═════ Provided entries ═════

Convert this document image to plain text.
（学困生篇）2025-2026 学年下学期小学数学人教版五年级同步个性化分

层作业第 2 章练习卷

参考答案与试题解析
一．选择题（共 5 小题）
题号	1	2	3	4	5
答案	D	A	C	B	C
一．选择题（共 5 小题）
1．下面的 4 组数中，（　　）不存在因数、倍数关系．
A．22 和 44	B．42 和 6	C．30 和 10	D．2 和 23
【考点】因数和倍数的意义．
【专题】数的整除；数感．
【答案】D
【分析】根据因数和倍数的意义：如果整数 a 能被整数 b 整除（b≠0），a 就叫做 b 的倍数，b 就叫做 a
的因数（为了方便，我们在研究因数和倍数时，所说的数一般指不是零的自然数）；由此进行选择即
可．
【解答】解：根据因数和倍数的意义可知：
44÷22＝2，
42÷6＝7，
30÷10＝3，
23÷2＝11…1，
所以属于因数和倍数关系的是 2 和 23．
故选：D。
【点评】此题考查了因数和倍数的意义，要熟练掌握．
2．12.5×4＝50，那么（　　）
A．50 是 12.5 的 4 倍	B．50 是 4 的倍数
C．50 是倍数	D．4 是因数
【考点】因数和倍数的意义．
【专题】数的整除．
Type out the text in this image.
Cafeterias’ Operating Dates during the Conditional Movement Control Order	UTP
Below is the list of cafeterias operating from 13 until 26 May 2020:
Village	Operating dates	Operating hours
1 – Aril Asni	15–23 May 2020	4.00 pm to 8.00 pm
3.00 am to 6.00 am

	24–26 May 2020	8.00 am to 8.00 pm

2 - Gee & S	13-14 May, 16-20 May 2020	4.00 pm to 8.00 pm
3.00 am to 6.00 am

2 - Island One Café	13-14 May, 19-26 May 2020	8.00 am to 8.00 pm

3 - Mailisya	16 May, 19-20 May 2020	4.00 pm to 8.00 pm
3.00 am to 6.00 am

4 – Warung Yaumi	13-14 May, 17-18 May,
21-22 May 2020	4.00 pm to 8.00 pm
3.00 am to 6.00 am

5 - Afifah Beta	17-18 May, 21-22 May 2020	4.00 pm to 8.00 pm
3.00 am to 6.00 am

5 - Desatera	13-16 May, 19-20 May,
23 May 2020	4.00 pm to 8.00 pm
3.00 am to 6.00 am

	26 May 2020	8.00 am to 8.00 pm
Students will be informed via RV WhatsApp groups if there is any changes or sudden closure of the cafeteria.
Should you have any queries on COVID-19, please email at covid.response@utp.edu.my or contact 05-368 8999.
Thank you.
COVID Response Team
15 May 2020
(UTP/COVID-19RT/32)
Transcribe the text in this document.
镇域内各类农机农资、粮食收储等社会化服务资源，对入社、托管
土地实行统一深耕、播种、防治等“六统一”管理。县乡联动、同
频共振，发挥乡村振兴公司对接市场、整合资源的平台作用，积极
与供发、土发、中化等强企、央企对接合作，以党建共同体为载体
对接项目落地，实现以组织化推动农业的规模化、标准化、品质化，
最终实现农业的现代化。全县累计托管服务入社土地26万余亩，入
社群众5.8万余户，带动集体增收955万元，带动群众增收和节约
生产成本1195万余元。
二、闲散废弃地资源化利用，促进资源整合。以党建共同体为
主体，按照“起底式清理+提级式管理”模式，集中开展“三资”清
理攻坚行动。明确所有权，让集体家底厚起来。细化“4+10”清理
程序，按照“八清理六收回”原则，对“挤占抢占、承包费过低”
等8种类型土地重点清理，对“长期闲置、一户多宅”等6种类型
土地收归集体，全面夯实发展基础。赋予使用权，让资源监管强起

═════

* [Objective]: Scan the listing above. Collect all lines with the word "text".

* [Complete output]:
Convert this document image to plain text.
Type out the text in this image.
Transcribe the text in this document.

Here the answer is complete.